» **Directions**:
Print every line of the listing below, without changing a single character.

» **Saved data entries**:

* * * * * * *

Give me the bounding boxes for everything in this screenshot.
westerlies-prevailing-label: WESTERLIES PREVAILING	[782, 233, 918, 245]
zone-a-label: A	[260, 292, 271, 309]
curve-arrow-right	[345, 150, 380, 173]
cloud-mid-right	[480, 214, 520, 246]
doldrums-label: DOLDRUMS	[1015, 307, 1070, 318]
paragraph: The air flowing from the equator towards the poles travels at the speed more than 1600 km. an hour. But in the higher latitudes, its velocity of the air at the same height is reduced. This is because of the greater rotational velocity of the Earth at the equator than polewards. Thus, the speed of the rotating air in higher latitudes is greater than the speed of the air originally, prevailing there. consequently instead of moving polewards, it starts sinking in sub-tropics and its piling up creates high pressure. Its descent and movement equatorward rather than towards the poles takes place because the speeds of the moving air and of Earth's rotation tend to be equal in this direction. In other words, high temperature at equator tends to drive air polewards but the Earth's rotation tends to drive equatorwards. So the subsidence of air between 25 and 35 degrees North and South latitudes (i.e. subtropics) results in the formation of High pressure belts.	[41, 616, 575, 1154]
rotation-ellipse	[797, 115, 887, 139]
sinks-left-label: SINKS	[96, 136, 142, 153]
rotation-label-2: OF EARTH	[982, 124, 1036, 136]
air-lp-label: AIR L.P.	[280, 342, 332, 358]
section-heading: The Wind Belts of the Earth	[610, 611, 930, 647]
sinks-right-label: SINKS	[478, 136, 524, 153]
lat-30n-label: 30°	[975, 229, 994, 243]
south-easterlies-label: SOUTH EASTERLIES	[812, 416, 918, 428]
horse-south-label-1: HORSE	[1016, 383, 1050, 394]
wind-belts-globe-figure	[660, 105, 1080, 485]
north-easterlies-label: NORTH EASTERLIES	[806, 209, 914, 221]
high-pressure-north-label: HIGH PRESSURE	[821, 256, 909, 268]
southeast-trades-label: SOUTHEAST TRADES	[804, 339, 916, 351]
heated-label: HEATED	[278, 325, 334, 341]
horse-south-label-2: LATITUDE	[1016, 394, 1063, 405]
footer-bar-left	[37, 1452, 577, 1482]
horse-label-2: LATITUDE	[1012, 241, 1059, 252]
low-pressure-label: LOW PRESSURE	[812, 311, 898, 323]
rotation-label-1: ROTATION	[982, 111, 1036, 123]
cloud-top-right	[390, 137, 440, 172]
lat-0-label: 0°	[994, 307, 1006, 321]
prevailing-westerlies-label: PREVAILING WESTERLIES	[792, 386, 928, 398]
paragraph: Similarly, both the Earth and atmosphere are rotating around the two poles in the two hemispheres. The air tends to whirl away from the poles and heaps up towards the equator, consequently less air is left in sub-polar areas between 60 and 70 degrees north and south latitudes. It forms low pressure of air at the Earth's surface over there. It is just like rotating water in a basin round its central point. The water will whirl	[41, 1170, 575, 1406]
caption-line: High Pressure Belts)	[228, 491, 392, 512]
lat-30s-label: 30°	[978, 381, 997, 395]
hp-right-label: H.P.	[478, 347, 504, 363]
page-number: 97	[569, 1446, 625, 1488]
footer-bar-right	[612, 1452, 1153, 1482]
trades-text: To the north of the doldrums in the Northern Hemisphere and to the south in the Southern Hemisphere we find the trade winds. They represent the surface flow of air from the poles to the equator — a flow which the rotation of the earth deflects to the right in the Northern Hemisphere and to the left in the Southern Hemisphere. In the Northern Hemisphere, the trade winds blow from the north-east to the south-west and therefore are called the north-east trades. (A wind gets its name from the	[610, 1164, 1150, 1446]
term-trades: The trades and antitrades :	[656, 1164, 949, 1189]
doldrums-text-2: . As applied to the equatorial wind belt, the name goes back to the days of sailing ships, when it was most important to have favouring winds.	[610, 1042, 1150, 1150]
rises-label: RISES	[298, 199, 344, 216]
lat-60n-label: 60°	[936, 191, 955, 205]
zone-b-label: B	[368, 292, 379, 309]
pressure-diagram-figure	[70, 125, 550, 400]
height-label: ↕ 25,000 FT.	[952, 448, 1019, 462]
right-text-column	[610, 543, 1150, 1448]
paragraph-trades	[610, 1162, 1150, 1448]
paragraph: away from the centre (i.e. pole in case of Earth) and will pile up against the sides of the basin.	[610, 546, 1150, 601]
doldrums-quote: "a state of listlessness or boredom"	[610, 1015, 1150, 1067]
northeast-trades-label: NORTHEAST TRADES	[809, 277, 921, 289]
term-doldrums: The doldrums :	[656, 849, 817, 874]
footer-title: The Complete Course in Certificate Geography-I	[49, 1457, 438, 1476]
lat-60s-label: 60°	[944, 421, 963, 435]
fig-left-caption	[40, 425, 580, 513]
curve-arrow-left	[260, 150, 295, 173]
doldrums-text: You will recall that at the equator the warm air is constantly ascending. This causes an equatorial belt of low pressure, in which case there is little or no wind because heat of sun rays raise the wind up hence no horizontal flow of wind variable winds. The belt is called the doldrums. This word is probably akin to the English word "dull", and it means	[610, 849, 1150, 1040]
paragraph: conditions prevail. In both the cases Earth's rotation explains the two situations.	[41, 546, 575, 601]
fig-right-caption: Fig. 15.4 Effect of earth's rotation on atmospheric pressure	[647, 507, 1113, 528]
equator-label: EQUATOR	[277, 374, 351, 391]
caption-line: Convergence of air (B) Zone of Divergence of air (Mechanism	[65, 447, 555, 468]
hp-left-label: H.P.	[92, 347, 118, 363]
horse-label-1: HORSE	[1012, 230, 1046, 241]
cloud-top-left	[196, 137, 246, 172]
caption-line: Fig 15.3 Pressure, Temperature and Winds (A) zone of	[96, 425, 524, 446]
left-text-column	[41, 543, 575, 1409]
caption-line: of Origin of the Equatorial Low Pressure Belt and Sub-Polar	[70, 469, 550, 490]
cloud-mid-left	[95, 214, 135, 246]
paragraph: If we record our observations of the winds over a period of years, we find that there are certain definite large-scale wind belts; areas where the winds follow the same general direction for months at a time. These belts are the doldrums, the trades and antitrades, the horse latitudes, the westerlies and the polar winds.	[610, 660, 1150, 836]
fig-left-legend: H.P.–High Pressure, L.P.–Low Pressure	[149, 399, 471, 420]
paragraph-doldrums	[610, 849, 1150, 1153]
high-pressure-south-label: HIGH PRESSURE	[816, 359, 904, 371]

* * * * * * *

» **Output for this exercise**:
Give me the bounding boxes for everything in this screenshot.
westerlies-prevailing-label: WESTERLIES PREVAILING	[782, 233, 918, 245]
zone-a-label: A	[260, 292, 271, 309]
curve-arrow-right	[345, 150, 380, 173]
cloud-mid-right	[480, 214, 520, 246]
doldrums-label: DOLDRUMS	[1015, 307, 1070, 318]
paragraph: The air flowing from the equator towards the poles travels at the speed more than 1600 km. an hour. But in the higher latitudes, its velocity of the air at the same height is reduced. This is because of the greater rotational velocity of the Earth at the equator than polewards. Thus, the speed of the rotating air in higher latitudes is greater than the speed of the air originally, prevailing there. consequently instead of moving polewards, it starts sinking in sub-tropics and its piling up creates high pressure. Its descent and movement equatorward rather than towards the poles takes place because the speeds of the moving air and of Earth's rotation tend to be equal in this direction. In other words, high temperature at equator tends to drive air polewards but the Earth's rotation tends to drive equatorwards. So the subsidence of air between 25 and 35 degrees North and South latitudes (i.e. subtropics) results in the formation of High pressure belts.	[41, 616, 575, 1154]
rotation-ellipse	[797, 115, 887, 139]
sinks-left-label: SINKS	[96, 136, 142, 153]
rotation-label-2: OF EARTH	[982, 124, 1036, 136]
air-lp-label: AIR L.P.	[280, 342, 332, 358]
section-heading: The Wind Belts of the Earth	[610, 611, 930, 647]
sinks-right-label: SINKS	[478, 136, 524, 153]
lat-30n-label: 30°	[975, 229, 994, 243]
south-easterlies-label: SOUTH EASTERLIES	[812, 416, 918, 428]
horse-south-label-1: HORSE	[1016, 383, 1050, 394]
wind-belts-globe-figure	[660, 105, 1080, 485]
north-easterlies-label: NORTH EASTERLIES	[806, 209, 914, 221]
high-pressure-north-label: HIGH PRESSURE	[821, 256, 909, 268]
southeast-trades-label: SOUTHEAST TRADES	[804, 339, 916, 351]
heated-label: HEATED	[278, 325, 334, 341]
horse-south-label-2: LATITUDE	[1016, 394, 1063, 405]
footer-bar-left	[37, 1452, 577, 1482]
horse-label-2: LATITUDE	[1012, 241, 1059, 252]
low-pressure-label: LOW PRESSURE	[812, 311, 898, 323]
rotation-label-1: ROTATION	[982, 111, 1036, 123]
cloud-top-right	[390, 137, 440, 172]
lat-0-label: 0°	[994, 307, 1006, 321]
prevailing-westerlies-label: PREVAILING WESTERLIES	[792, 386, 928, 398]
paragraph: Similarly, both the Earth and atmosphere are rotating around the two poles in the two hemispheres. The air tends to whirl away from the poles and heaps up towards the equator, consequently less air is left in sub-polar areas between 60 and 70 degrees north and south latitudes. It forms low pressure of air at the Earth's surface over there. It is just like rotating water in a basin round its central point. The water will whirl	[41, 1170, 575, 1406]
caption-line: High Pressure Belts)	[228, 491, 392, 512]
lat-30s-label: 30°	[978, 381, 997, 395]
hp-right-label: H.P.	[478, 347, 504, 363]
page-number: 97	[569, 1446, 625, 1488]
footer-bar-right	[612, 1452, 1153, 1482]
trades-text: To the north of the doldrums in the Northern Hemisphere and to the south in the Southern Hemisphere we find the trade winds. They represent the surface flow of air from the poles to the equator — a flow which the rotation of the earth deflects to the right in the Northern Hemisphere and to the left in the Southern Hemisphere. In the Northern Hemisphere, the trade winds blow from the north-east to the south-west and therefore are called the north-east trades. (A wind gets its name from the	[610, 1164, 1150, 1446]
term-trades: The trades and antitrades :	[656, 1164, 949, 1189]
doldrums-text-2: . As applied to the equatorial wind belt, the name goes back to the days of sailing ships, when it was most important to have favouring winds.	[610, 1042, 1150, 1150]
rises-label: RISES	[298, 199, 344, 216]
lat-60n-label: 60°	[936, 191, 955, 205]
zone-b-label: B	[368, 292, 379, 309]
pressure-diagram-figure	[70, 125, 550, 400]
height-label: ↕ 25,000 FT.	[952, 448, 1019, 462]
right-text-column	[610, 543, 1150, 1448]
paragraph-trades	[610, 1162, 1150, 1448]
paragraph: away from the centre (i.e. pole in case of Earth) and will pile up against the sides of the basin.	[610, 546, 1150, 601]
doldrums-quote: "a state of listlessness or boredom"	[610, 1015, 1150, 1067]
northeast-trades-label: NORTHEAST TRADES	[809, 277, 921, 289]
term-doldrums: The doldrums :	[656, 849, 817, 874]
footer-title: The Complete Course in Certificate Geography-I	[49, 1457, 438, 1476]
lat-60s-label: 60°	[944, 421, 963, 435]
fig-left-caption	[40, 425, 580, 513]
curve-arrow-left	[260, 150, 295, 173]
doldrums-text: You will recall that at the equator the warm air is constantly ascending. This causes an equatorial belt of low pressure, in which case there is little or no wind because heat of sun rays raise the wind up hence no horizontal flow of wind variable winds. The belt is called the doldrums. This word is probably akin to the English word "dull", and it means	[610, 849, 1150, 1040]
paragraph: conditions prevail. In both the cases Earth's rotation explains the two situations.	[41, 546, 575, 601]
fig-right-caption: Fig. 15.4 Effect of earth's rotation on atmospheric pressure	[647, 507, 1113, 528]
equator-label: EQUATOR	[277, 374, 351, 391]
caption-line: Convergence of air (B) Zone of Divergence of air (Mechanism	[65, 447, 555, 468]
hp-left-label: H.P.	[92, 347, 118, 363]
horse-label-1: HORSE	[1012, 230, 1046, 241]
cloud-top-left	[196, 137, 246, 172]
caption-line: Fig 15.3 Pressure, Temperature and Winds (A) zone of	[96, 425, 524, 446]
left-text-column	[41, 543, 575, 1409]
caption-line: of Origin of the Equatorial Low Pressure Belt and Sub-Polar	[70, 469, 550, 490]
cloud-mid-left	[95, 214, 135, 246]
paragraph: If we record our observations of the winds over a period of years, we find that there are certain definite large-scale wind belts; areas where the winds follow the same general direction for months at a time. These belts are the doldrums, the trades and antitrades, the horse latitudes, the westerlies and the polar winds.	[610, 660, 1150, 836]
fig-left-legend: H.P.–High Pressure, L.P.–Low Pressure	[149, 399, 471, 420]
paragraph-doldrums	[610, 849, 1150, 1153]
high-pressure-south-label: HIGH PRESSURE	[816, 359, 904, 371]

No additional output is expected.